Set problem: Extract every line below that contains the word "coordinate".

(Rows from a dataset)
++++++++++++++++++++

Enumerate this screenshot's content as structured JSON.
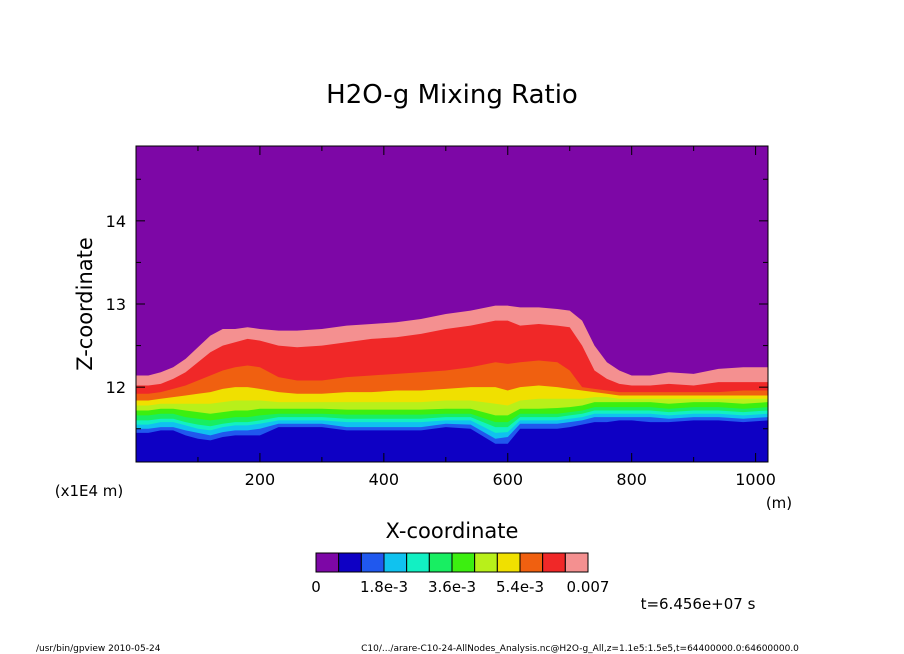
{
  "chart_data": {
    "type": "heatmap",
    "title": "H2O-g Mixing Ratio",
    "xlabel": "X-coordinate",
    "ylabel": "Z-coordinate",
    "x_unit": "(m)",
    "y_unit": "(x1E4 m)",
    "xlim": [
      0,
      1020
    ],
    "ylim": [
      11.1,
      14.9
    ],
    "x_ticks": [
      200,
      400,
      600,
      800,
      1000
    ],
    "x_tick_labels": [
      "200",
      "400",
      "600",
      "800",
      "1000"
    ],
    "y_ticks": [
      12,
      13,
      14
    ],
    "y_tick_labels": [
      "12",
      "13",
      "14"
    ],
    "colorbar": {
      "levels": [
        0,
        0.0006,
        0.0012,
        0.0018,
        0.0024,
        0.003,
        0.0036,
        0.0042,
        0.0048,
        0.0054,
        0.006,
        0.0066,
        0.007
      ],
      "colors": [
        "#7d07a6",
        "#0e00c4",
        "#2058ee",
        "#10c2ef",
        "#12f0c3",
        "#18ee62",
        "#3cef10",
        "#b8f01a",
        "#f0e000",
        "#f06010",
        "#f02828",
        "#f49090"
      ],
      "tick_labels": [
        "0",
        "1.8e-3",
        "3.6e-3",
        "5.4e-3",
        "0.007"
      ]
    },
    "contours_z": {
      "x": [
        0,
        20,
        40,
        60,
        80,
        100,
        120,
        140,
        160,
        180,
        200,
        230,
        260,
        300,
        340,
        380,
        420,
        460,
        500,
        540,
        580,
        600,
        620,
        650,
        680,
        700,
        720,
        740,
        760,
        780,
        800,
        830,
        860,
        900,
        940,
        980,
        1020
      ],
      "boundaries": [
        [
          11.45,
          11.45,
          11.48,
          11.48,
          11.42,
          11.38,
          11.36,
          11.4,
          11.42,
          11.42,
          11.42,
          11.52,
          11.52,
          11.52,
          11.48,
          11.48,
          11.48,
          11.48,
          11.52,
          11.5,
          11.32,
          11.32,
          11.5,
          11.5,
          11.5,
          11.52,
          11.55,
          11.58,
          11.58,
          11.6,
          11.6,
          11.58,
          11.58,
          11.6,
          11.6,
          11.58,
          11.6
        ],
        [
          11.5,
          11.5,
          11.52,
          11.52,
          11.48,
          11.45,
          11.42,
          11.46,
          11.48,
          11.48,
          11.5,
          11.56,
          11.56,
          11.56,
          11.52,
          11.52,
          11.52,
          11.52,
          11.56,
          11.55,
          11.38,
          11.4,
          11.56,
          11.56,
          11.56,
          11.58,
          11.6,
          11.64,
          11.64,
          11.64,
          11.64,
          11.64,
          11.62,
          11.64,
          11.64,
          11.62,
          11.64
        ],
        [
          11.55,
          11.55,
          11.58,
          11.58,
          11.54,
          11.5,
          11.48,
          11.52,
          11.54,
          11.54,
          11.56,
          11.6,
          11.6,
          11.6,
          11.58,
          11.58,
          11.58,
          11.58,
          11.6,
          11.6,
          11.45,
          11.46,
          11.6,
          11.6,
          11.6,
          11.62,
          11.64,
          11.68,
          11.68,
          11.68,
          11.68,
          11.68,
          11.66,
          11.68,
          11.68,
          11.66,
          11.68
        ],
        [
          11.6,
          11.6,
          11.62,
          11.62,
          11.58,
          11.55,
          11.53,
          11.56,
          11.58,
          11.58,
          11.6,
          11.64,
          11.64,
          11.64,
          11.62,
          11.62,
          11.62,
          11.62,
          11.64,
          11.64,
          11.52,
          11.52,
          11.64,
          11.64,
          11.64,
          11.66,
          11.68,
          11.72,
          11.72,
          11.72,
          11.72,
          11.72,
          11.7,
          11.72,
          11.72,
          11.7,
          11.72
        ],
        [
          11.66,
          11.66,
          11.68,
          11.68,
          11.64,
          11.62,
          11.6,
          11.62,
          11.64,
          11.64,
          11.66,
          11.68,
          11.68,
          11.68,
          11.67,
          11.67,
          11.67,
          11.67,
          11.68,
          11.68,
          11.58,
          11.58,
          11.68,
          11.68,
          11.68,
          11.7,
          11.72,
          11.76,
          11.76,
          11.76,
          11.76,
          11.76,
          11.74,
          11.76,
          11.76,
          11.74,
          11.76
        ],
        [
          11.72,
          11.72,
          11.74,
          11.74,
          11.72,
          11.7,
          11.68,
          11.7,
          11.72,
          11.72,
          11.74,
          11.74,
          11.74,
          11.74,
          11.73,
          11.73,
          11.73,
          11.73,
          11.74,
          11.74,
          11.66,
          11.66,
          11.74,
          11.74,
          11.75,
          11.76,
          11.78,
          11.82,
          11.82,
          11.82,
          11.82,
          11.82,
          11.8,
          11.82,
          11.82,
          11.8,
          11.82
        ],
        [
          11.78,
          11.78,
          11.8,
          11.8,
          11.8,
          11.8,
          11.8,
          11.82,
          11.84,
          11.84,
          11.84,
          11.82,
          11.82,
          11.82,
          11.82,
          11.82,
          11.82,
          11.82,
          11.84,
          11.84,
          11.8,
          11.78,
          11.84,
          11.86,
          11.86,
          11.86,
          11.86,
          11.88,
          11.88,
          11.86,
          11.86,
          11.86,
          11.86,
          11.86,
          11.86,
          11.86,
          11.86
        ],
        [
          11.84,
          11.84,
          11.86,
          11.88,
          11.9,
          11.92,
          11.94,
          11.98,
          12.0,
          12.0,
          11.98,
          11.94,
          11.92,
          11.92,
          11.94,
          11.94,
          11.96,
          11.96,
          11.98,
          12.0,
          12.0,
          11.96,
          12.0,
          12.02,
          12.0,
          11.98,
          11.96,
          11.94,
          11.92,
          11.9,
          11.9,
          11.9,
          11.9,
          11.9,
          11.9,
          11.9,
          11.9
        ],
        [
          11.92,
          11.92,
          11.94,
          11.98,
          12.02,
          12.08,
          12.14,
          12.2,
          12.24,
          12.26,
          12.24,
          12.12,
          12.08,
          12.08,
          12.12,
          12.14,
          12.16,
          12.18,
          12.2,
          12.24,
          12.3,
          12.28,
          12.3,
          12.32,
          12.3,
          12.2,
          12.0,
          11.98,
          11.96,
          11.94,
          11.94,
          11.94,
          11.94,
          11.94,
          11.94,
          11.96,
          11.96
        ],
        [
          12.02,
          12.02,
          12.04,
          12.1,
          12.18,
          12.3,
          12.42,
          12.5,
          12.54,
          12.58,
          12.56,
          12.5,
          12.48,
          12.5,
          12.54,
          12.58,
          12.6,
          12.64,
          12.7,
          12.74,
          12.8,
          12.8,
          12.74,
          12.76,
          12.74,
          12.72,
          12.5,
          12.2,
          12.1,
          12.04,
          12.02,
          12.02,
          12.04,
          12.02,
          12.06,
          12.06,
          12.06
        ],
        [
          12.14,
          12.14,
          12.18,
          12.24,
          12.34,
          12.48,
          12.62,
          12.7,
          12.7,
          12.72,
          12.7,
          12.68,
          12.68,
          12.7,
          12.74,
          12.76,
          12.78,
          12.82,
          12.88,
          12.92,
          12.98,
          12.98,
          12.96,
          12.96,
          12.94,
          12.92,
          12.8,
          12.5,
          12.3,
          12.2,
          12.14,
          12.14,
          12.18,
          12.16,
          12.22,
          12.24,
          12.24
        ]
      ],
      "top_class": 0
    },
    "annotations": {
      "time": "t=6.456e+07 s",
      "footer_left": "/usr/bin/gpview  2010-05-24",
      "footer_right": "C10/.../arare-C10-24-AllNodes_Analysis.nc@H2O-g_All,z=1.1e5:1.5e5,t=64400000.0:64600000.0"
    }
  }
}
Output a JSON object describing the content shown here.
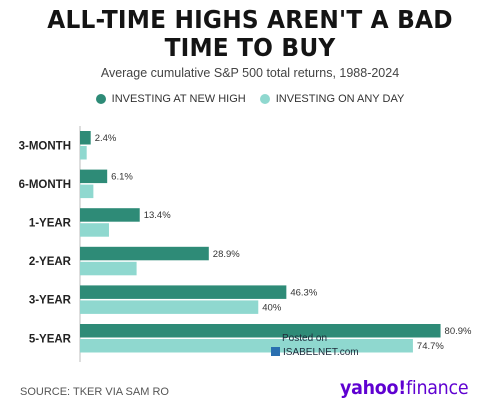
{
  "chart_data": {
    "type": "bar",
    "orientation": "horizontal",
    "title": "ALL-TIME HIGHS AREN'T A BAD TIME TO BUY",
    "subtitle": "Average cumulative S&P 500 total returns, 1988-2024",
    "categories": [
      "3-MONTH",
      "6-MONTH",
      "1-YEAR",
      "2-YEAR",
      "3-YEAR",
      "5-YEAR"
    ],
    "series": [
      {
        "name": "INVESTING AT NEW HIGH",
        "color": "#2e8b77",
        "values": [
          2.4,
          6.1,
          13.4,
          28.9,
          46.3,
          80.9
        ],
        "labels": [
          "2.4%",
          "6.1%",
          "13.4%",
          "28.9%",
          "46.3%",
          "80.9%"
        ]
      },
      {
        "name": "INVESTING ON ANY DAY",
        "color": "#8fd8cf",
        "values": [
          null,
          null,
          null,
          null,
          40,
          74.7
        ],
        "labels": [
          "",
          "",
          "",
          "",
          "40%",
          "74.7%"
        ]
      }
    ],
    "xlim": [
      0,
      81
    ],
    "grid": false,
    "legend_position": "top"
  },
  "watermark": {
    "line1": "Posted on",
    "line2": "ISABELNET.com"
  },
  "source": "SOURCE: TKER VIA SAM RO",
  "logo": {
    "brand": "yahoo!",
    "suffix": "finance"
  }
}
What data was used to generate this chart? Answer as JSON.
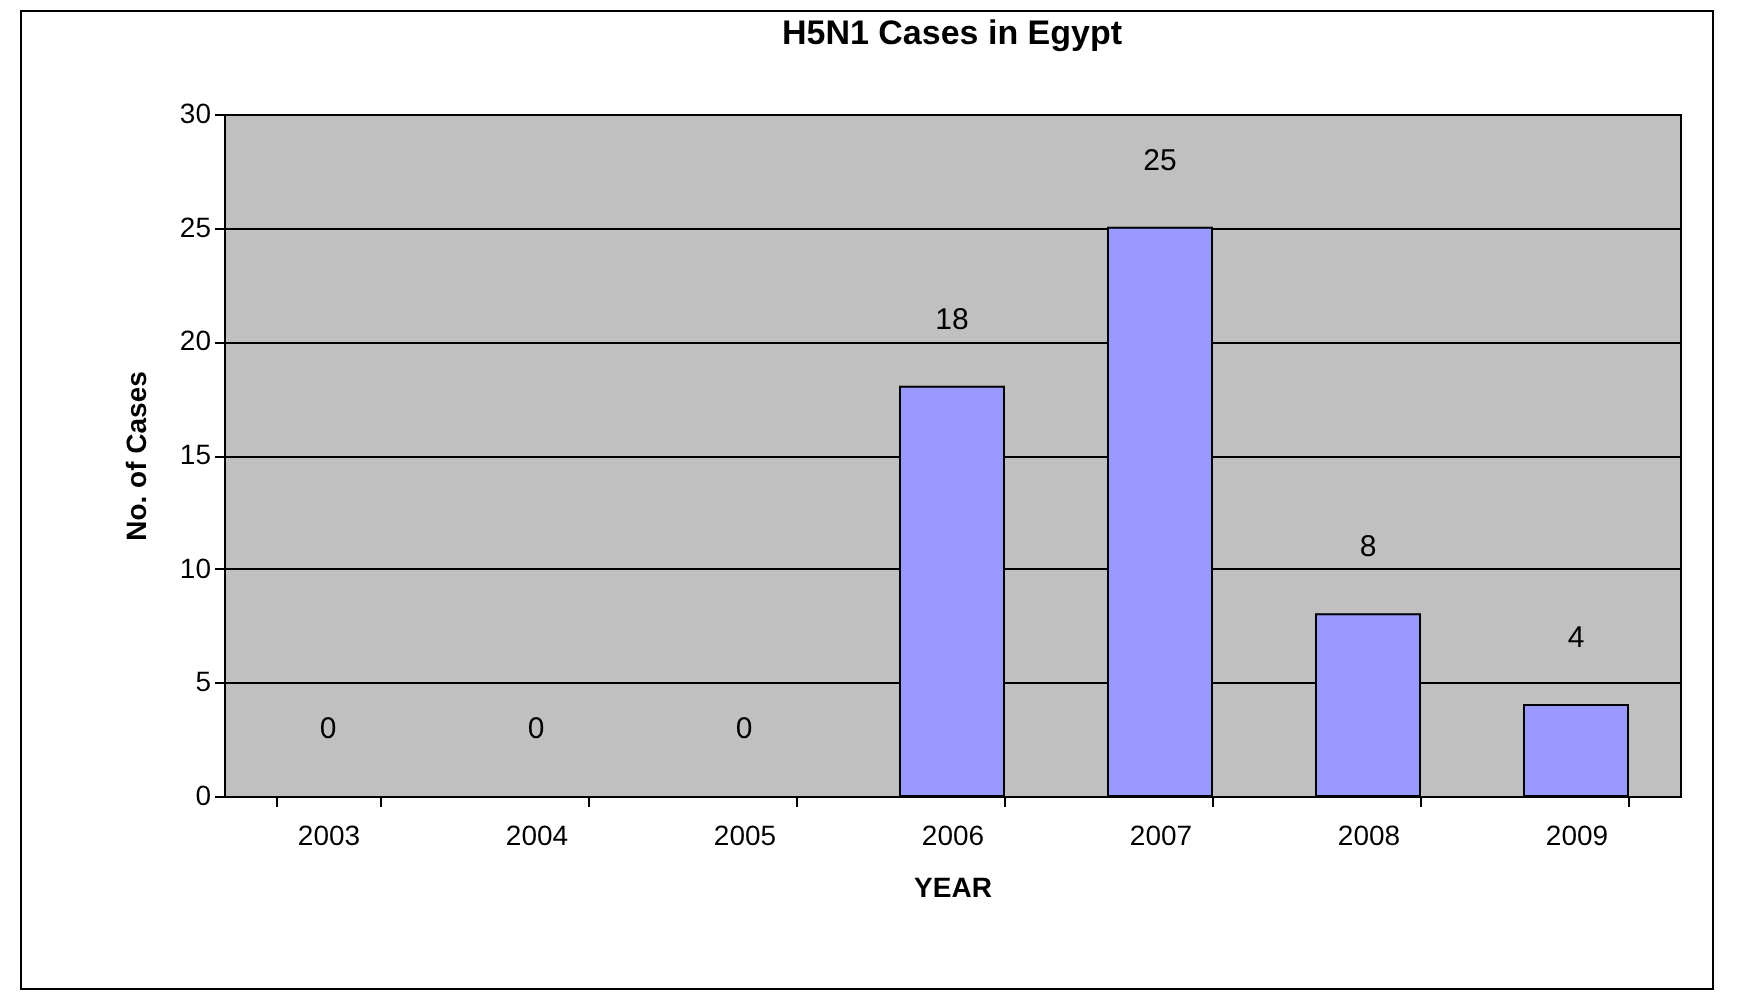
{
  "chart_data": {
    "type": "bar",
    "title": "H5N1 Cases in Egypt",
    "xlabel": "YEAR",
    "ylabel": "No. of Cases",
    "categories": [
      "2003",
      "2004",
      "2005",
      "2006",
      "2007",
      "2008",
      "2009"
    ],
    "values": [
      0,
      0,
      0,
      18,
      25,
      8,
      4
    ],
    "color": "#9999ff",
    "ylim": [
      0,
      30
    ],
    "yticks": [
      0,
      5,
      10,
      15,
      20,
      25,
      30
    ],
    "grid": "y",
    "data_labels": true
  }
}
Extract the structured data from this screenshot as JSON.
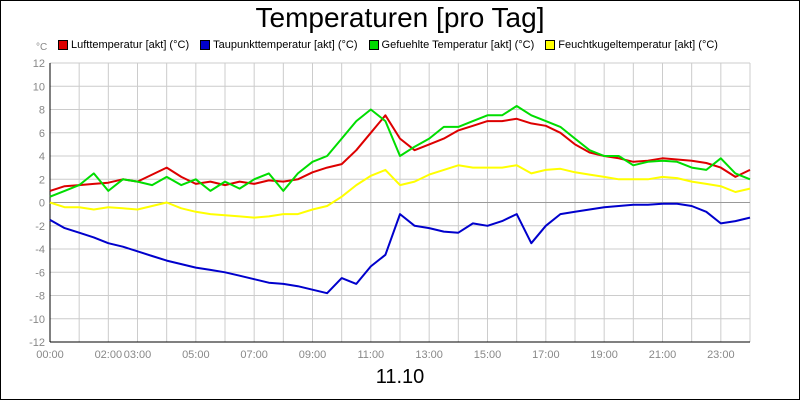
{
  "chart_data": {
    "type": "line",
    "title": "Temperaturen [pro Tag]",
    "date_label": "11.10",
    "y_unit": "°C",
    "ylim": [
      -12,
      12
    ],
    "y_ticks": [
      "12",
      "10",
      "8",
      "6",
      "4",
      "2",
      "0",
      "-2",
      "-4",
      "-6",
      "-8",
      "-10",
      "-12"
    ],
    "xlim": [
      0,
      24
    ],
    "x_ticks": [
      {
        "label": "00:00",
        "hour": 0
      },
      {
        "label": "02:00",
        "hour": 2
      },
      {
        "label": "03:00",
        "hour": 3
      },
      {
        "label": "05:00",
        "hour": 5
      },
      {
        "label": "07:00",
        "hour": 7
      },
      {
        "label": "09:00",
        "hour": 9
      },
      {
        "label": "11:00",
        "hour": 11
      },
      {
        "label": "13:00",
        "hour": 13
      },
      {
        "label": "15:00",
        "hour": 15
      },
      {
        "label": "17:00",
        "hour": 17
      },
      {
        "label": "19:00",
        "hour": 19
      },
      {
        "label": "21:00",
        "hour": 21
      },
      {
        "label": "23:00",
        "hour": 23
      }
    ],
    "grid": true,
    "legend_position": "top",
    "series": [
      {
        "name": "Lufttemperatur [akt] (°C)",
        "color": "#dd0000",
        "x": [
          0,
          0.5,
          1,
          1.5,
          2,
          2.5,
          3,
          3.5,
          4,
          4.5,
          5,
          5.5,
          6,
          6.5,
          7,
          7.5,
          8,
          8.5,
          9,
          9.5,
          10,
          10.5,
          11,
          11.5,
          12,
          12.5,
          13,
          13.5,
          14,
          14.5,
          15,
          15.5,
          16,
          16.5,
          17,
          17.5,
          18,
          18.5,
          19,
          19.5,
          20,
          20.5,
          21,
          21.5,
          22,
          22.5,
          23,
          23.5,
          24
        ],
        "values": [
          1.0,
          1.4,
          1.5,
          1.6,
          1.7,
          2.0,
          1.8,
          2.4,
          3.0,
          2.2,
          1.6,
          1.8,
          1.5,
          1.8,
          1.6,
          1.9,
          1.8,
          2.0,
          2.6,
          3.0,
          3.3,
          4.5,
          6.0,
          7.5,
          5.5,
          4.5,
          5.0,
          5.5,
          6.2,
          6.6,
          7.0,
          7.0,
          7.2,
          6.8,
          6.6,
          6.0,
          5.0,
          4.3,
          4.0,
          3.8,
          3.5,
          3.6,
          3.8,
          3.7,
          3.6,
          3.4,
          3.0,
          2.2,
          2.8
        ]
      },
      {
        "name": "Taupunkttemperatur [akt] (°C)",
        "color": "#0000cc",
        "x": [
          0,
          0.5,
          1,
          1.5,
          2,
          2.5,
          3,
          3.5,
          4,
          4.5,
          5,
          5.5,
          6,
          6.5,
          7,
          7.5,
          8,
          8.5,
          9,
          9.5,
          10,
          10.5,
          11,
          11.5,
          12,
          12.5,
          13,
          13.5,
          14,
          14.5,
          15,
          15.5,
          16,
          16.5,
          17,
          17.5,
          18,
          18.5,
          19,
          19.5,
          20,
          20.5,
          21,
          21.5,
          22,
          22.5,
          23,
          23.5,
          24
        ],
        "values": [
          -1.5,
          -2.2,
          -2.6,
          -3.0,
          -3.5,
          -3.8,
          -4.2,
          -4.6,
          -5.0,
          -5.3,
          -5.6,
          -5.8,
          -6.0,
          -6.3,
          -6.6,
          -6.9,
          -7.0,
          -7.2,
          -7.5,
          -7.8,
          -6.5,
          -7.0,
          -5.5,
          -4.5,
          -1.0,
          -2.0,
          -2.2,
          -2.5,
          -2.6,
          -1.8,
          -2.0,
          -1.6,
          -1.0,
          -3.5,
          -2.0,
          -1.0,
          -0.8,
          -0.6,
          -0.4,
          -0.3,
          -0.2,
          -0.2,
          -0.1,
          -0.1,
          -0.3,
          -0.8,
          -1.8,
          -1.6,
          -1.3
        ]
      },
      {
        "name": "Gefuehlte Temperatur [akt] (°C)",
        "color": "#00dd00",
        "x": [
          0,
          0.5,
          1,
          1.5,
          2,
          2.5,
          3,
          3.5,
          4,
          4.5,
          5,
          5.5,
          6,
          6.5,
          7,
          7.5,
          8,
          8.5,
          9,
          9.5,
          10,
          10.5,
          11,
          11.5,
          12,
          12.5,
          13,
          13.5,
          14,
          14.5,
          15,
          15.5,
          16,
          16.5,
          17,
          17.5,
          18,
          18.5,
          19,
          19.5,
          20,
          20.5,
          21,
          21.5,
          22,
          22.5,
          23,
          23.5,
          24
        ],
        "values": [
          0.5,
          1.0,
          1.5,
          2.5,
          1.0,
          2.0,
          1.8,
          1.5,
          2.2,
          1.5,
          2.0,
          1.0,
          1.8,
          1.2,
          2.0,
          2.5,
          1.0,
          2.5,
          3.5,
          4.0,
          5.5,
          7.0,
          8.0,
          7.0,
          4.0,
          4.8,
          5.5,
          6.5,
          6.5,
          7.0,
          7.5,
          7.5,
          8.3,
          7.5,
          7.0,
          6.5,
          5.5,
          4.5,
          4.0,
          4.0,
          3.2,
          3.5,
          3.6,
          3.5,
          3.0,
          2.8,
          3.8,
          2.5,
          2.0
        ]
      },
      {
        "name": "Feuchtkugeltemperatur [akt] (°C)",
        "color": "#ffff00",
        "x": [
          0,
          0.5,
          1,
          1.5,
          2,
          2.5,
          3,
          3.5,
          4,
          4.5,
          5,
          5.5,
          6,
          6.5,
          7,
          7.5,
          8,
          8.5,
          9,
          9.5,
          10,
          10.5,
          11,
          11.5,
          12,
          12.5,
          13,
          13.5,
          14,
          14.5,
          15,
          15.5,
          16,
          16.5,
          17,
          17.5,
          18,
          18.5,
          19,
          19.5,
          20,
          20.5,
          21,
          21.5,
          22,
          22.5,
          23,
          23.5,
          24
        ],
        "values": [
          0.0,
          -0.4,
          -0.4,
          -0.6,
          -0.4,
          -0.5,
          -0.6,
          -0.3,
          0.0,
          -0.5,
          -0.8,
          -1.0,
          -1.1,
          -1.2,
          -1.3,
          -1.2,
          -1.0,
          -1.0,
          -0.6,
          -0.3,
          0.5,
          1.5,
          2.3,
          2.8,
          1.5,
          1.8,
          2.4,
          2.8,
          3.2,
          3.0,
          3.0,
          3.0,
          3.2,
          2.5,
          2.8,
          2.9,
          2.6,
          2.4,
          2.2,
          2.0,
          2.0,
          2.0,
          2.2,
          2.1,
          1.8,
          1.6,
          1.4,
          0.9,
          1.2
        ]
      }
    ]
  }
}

++++++++++++++++++++

Answer for the task:
    "xlabel": "X-coordinate",
    "ylabel": "Z-coordinate",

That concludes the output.